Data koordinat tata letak
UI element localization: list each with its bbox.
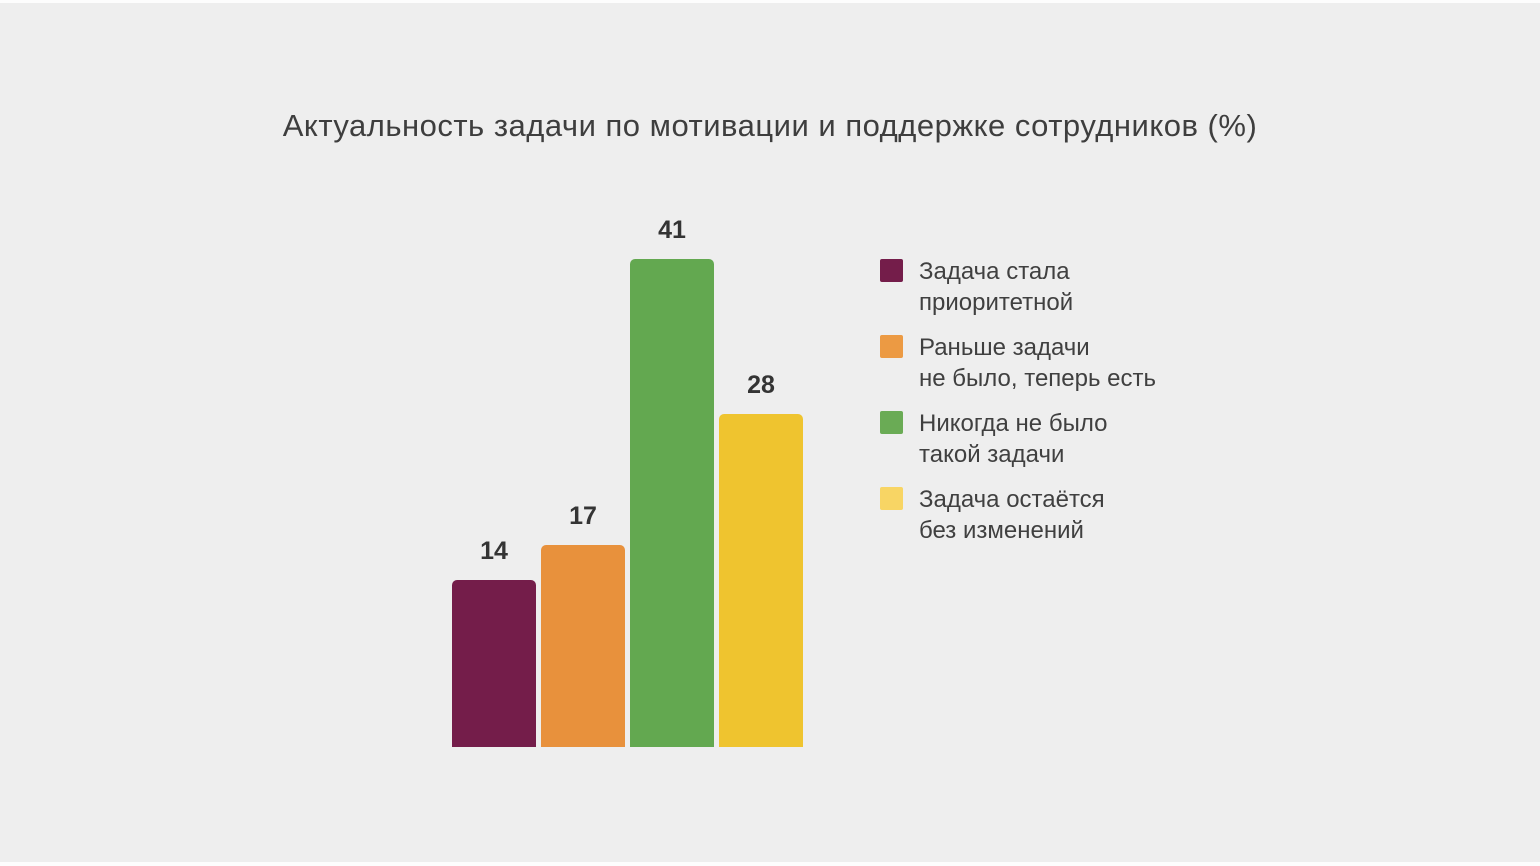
chart-title: Актуальность задачи по мотивации и подде… <box>282 108 1258 143</box>
legend-label: Никогда не было такой задачи <box>919 410 1108 468</box>
bar-column-2: 17 <box>541 501 625 747</box>
bar-column-3: 41 <box>630 215 714 747</box>
bottom-border <box>0 862 1540 866</box>
bar <box>719 414 803 747</box>
bar-value-label: 17 <box>569 501 597 530</box>
bar-value-label: 28 <box>747 370 775 399</box>
legend-swatch-icon <box>880 411 903 434</box>
bar <box>541 545 625 747</box>
top-border <box>0 0 1540 3</box>
bar-value-label: 14 <box>480 536 508 565</box>
legend-label: Задача остаётся без изменений <box>919 486 1105 544</box>
legend-swatch-icon <box>880 259 903 282</box>
legend-label: Задача стала приоритетной <box>919 258 1074 316</box>
bar-column-4: 28 <box>719 370 803 747</box>
legend-swatch-icon <box>880 487 903 510</box>
bar-plot: 14 17 41 28 <box>452 180 803 747</box>
legend-swatch-icon <box>880 335 903 358</box>
legend-item-3: Никогда не было такой задачи <box>880 408 1156 470</box>
bar-value-label: 41 <box>658 215 686 244</box>
legend-item-2: Раньше задачи не было, теперь есть <box>880 332 1156 394</box>
bar-column-1: 14 <box>452 536 536 747</box>
legend-item-1: Задача стала приоритетной <box>880 256 1156 318</box>
legend: Задача стала приоритетной Раньше задачи н… <box>880 256 1156 546</box>
legend-label: Раньше задачи не было, теперь есть <box>919 334 1156 392</box>
legend-item-4: Задача остаётся без изменений <box>880 484 1156 546</box>
bar <box>452 580 536 747</box>
bar <box>630 259 714 747</box>
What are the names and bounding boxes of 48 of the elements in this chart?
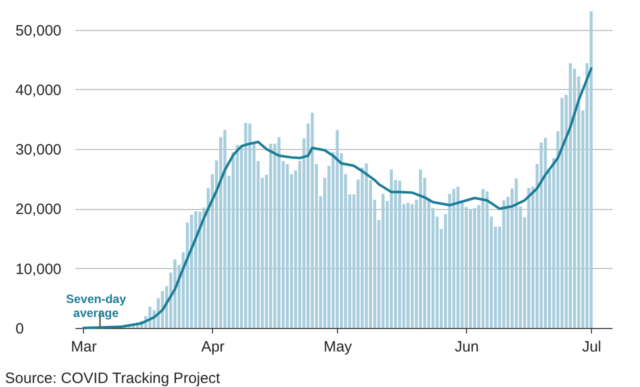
bar (486, 191, 489, 328)
bar (194, 211, 198, 328)
source-note: Source: COVID Tracking Project (5, 370, 221, 387)
bar (419, 169, 422, 328)
bar (364, 163, 368, 328)
bar (452, 189, 456, 328)
y-tick-label: 50,000 (16, 22, 62, 40)
bar (456, 186, 460, 328)
bar (514, 178, 518, 328)
bar (468, 209, 472, 328)
bar (269, 144, 272, 328)
bar (410, 204, 414, 328)
bar (286, 164, 289, 328)
bar (481, 189, 484, 328)
bar (406, 202, 410, 328)
bar (398, 180, 402, 328)
bar (502, 200, 506, 328)
x-tick-label: Apr (201, 338, 225, 356)
y-tick-label: 20,000 (16, 201, 62, 218)
y-tick-label: 30,000 (16, 142, 62, 159)
bar (198, 212, 202, 328)
bar (568, 63, 572, 328)
bar (310, 112, 314, 328)
bar (544, 138, 547, 328)
bar (560, 98, 564, 328)
bar (473, 208, 476, 328)
bar (190, 214, 194, 328)
bar (360, 168, 364, 328)
bar (464, 206, 468, 328)
bar (248, 123, 252, 328)
bar (277, 137, 280, 328)
x-tick-label: May (324, 338, 352, 356)
x-tick-label: Jun (454, 338, 479, 356)
bar (390, 169, 393, 328)
x-tick-label: Mar (70, 338, 97, 356)
x-tick-label: Jul (582, 338, 602, 356)
y-tick-label: 0 (16, 320, 24, 338)
bar (382, 194, 385, 328)
bar (527, 188, 530, 328)
bar (590, 11, 593, 328)
bar (244, 122, 248, 328)
y-tick-label: 40,000 (16, 82, 62, 99)
bar (236, 144, 239, 328)
y-tick-label: 10,000 (16, 260, 62, 278)
annotation: Seven-day average (66, 292, 126, 320)
bar (336, 130, 339, 328)
bar (223, 130, 226, 328)
bar (173, 259, 176, 328)
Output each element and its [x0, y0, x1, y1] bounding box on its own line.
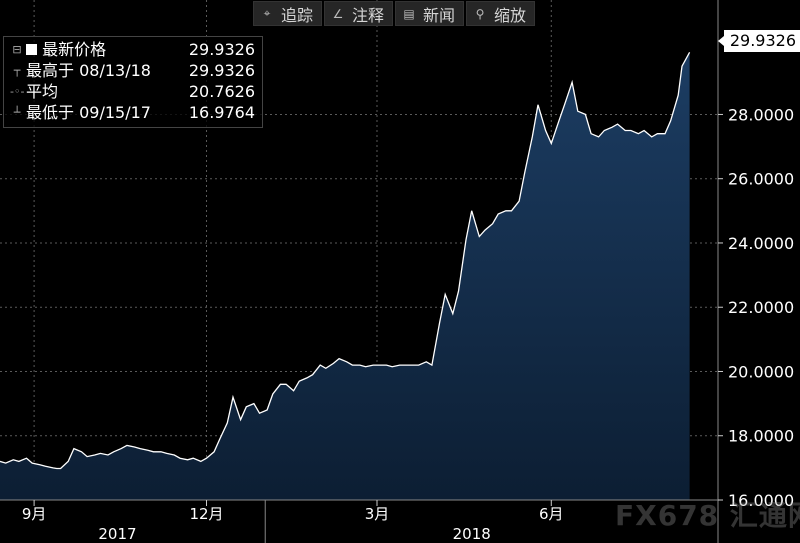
trace-button[interactable]: ⌖ 追踪: [253, 1, 323, 26]
high-marker-icon: ┬: [13, 64, 21, 77]
price-area: [0, 52, 690, 501]
last-price-pointer-icon: [718, 36, 724, 46]
x-tick-label: 12月: [189, 505, 223, 523]
pencil-icon: ∠: [332, 6, 344, 21]
y-tick-label: 26.0000: [728, 170, 794, 189]
low-marker-icon: ┴: [13, 106, 21, 119]
legend-latest-label: 最新价格: [42, 40, 107, 59]
annotate-label: 注释: [352, 5, 385, 25]
x-tick-label: 3月: [365, 505, 390, 523]
legend-avg-value: 20.7626: [188, 82, 255, 101]
x-tick-label: 9月: [22, 505, 47, 523]
x-tick-label: 6月: [539, 505, 564, 523]
legend-row-latest[interactable]: ⊟ 最新价格 29.9326: [4, 39, 260, 60]
y-tick-label: 28.0000: [728, 105, 794, 124]
legend-low-label: 最低于 09/15/17: [26, 103, 151, 122]
latest-swatch-icon: [26, 44, 37, 55]
legend-low-value: 16.9764: [188, 103, 255, 122]
watermark-logo: FX678 汇通网: [615, 499, 800, 532]
chart-toolbar: ⌖ 追踪 ∠ 注释 ▤ 新闻 ⚲ 缩放: [253, 1, 536, 26]
x-year-label: 2018: [453, 525, 491, 543]
crosshair-icon: ⌖: [263, 6, 271, 20]
y-tick-label: 18.0000: [728, 427, 794, 446]
legend-avg-label: 平均: [26, 82, 59, 101]
x-year-label: 2017: [98, 525, 136, 543]
average-marker-icon: -◦-: [10, 85, 25, 98]
y-tick-label: 24.0000: [728, 234, 794, 253]
zoom-label: 缩放: [494, 5, 527, 25]
collapse-icon[interactable]: ⊟: [12, 43, 22, 56]
zoom-button[interactable]: ⚲ 缩放: [466, 1, 536, 26]
last-price-tag: 29.9326: [724, 30, 800, 52]
news-icon: ▤: [403, 6, 415, 21]
legend-latest-value: 29.9326: [188, 40, 255, 59]
legend-high-label: 最高于 08/13/18: [26, 61, 151, 80]
trace-label: 追踪: [281, 5, 314, 25]
legend-row-average[interactable]: -◦- 平均 20.7626: [4, 81, 260, 102]
chart-legend: ⊟ 最新价格 29.9326 ┬ 最高于 08/13/18 29.9326 -◦…: [3, 36, 263, 128]
legend-high-value: 29.9326: [188, 61, 255, 80]
magnifier-icon: ⚲: [475, 6, 485, 21]
legend-row-low[interactable]: ┴ 最低于 09/15/17 16.9764: [4, 102, 260, 123]
news-button[interactable]: ▤ 新闻: [395, 1, 465, 26]
news-label: 新闻: [423, 5, 456, 25]
y-tick-label: 16.0000: [728, 491, 794, 510]
y-tick-label: 22.0000: [728, 298, 794, 317]
annotate-button[interactable]: ∠ 注释: [324, 1, 394, 26]
price-line: [0, 51, 691, 470]
y-tick-label: 20.0000: [728, 362, 794, 381]
legend-row-high[interactable]: ┬ 最高于 08/13/18 29.9326: [4, 60, 260, 81]
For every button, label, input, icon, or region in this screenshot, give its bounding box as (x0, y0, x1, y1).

Petunjuk Tugas → Ganti setiap "legend-swatch-icon" dengan "legend-marker" di seluruh data di atas, lalu tulis ulang data itu tanpa perubahan lain. Gambar tidak perlu disertakan dalam jawaban.

Jawaban Latihan →
UI element localization: list each with its bbox.
chart-title: Актуальность задачи по мотивации и подде… <box>282 108 1258 143</box>
legend-label: Никогда не было такой задачи <box>919 410 1108 468</box>
bar-column-2: 17 <box>541 501 625 747</box>
bar-column-3: 41 <box>630 215 714 747</box>
bottom-border <box>0 862 1540 866</box>
bar <box>719 414 803 747</box>
bar-value-label: 17 <box>569 501 597 530</box>
bar-value-label: 28 <box>747 370 775 399</box>
legend-marker <box>880 411 903 434</box>
bar <box>541 545 625 747</box>
top-border <box>0 0 1540 3</box>
bar-value-label: 14 <box>480 536 508 565</box>
legend-label: Задача остаётся без изменений <box>919 486 1105 544</box>
legend-marker <box>880 259 903 282</box>
legend-label: Задача стала приоритетной <box>919 258 1074 316</box>
bar-column-4: 28 <box>719 370 803 747</box>
legend-marker <box>880 487 903 510</box>
bar-plot: 14 17 41 28 <box>452 180 803 747</box>
legend-marker <box>880 335 903 358</box>
legend-item-3: Никогда не было такой задачи <box>880 408 1156 470</box>
bar-value-label: 41 <box>658 215 686 244</box>
legend-item-2: Раньше задачи не было, теперь есть <box>880 332 1156 394</box>
bar-column-1: 14 <box>452 536 536 747</box>
legend-item-1: Задача стала приоритетной <box>880 256 1156 318</box>
legend: Задача стала приоритетной Раньше задачи н… <box>880 256 1156 546</box>
legend-label: Раньше задачи не было, теперь есть <box>919 334 1156 392</box>
legend-item-4: Задача остаётся без изменений <box>880 484 1156 546</box>
bar <box>452 580 536 747</box>
bar <box>630 259 714 747</box>
What are the names and bounding boxes of 48 of the elements in this chart?
bar (486, 191, 489, 328)
bar (194, 211, 198, 328)
source-note: Source: COVID Tracking Project (5, 370, 221, 387)
bar (419, 169, 422, 328)
bar (364, 163, 368, 328)
bar (452, 189, 456, 328)
y-tick-label: 50,000 (16, 22, 62, 40)
bar (456, 186, 460, 328)
bar (514, 178, 518, 328)
bar (468, 209, 472, 328)
bar (269, 144, 272, 328)
bar (410, 204, 414, 328)
bar (286, 164, 289, 328)
bar (481, 189, 484, 328)
bar (406, 202, 410, 328)
bar (398, 180, 402, 328)
bar (502, 200, 506, 328)
x-tick-label: Apr (201, 338, 225, 356)
y-tick-label: 20,000 (16, 201, 62, 218)
y-tick-label: 30,000 (16, 142, 62, 159)
bar (198, 212, 202, 328)
bar (568, 63, 572, 328)
bar (310, 112, 314, 328)
bar (544, 138, 547, 328)
bar (560, 98, 564, 328)
bar (473, 208, 476, 328)
bar (190, 214, 194, 328)
bar (360, 168, 364, 328)
bar (464, 206, 468, 328)
bar (248, 123, 252, 328)
bar (277, 137, 280, 328)
x-tick-label: May (324, 338, 352, 356)
x-tick-label: Jun (454, 338, 479, 356)
bar (390, 169, 393, 328)
x-tick-label: Mar (70, 338, 97, 356)
x-tick-label: Jul (582, 338, 602, 356)
y-tick-label: 0 (16, 320, 24, 338)
bar (382, 194, 385, 328)
bar (527, 188, 530, 328)
bar (590, 11, 593, 328)
bar (244, 122, 248, 328)
y-tick-label: 40,000 (16, 82, 62, 99)
bar (236, 144, 239, 328)
y-tick-label: 10,000 (16, 260, 62, 278)
annotation: Seven-day average (66, 292, 126, 320)
bar (336, 130, 339, 328)
bar (223, 130, 226, 328)
bar (173, 259, 176, 328)
Output each element and its [x0, y0, x1, y1] bounding box on its own line.
trace-button[interactable]: ⌖ 追踪: [253, 1, 323, 26]
high-marker-icon: ┬: [13, 64, 21, 77]
price-area: [0, 52, 690, 501]
last-price-pointer-icon: [718, 36, 724, 46]
x-tick-label: 12月: [189, 505, 223, 523]
pencil-icon: ∠: [332, 6, 344, 21]
y-tick-label: 26.0000: [728, 170, 794, 189]
low-marker-icon: ┴: [13, 106, 21, 119]
legend-latest-label: 最新价格: [42, 40, 107, 59]
annotate-label: 注释: [352, 5, 385, 25]
x-tick-label: 3月: [365, 505, 390, 523]
legend-avg-value: 20.7626: [188, 82, 255, 101]
x-tick-label: 9月: [22, 505, 47, 523]
x-tick-label: 6月: [539, 505, 564, 523]
legend-row-latest[interactable]: ⊟ 最新价格 29.9326: [4, 39, 260, 60]
y-tick-label: 28.0000: [728, 105, 794, 124]
legend-low-label: 最低于 09/15/17: [26, 103, 151, 122]
latest-swatch-icon: [26, 44, 37, 55]
legend-low-value: 16.9764: [188, 103, 255, 122]
watermark-logo: FX678 汇通网: [615, 499, 800, 532]
chart-toolbar: ⌖ 追踪 ∠ 注释 ▤ 新闻 ⚲ 缩放: [253, 1, 536, 26]
x-year-label: 2018: [453, 525, 491, 543]
crosshair-icon: ⌖: [263, 6, 271, 20]
y-tick-label: 18.0000: [728, 427, 794, 446]
legend-avg-label: 平均: [26, 82, 59, 101]
x-year-label: 2017: [98, 525, 136, 543]
average-marker-icon: -◦-: [10, 85, 25, 98]
y-tick-label: 24.0000: [728, 234, 794, 253]
zoom-label: 缩放: [494, 5, 527, 25]
collapse-icon[interactable]: ⊟: [12, 43, 22, 56]
zoom-button[interactable]: ⚲ 缩放: [466, 1, 536, 26]
last-price-tag: 29.9326: [724, 30, 800, 52]
news-icon: ▤: [403, 6, 415, 21]
legend-latest-value: 29.9326: [188, 40, 255, 59]
legend-high-label: 最高于 08/13/18: [26, 61, 151, 80]
trace-label: 追踪: [281, 5, 314, 25]
legend-row-average[interactable]: -◦- 平均 20.7626: [4, 81, 260, 102]
chart-legend: ⊟ 最新价格 29.9326 ┬ 最高于 08/13/18 29.9326 -◦…: [3, 36, 263, 128]
legend-high-value: 29.9326: [188, 61, 255, 80]
magnifier-icon: ⚲: [475, 6, 485, 21]
legend-row-low[interactable]: ┴ 最低于 09/15/17 16.9764: [4, 102, 260, 123]
news-button[interactable]: ▤ 新闻: [395, 1, 465, 26]
news-label: 新闻: [423, 5, 456, 25]
y-tick-label: 16.0000: [728, 491, 794, 510]
y-tick-label: 22.0000: [728, 298, 794, 317]
annotate-button[interactable]: ∠ 注释: [324, 1, 394, 26]
price-line: [0, 51, 691, 470]
y-tick-label: 20.0000: [728, 362, 794, 381]
legend-row-high[interactable]: ┬ 最高于 08/13/18 29.9326: [4, 60, 260, 81]
For every button, label, input, icon, or region in this screenshot, give its bounding box as (x0, y0, x1, y1).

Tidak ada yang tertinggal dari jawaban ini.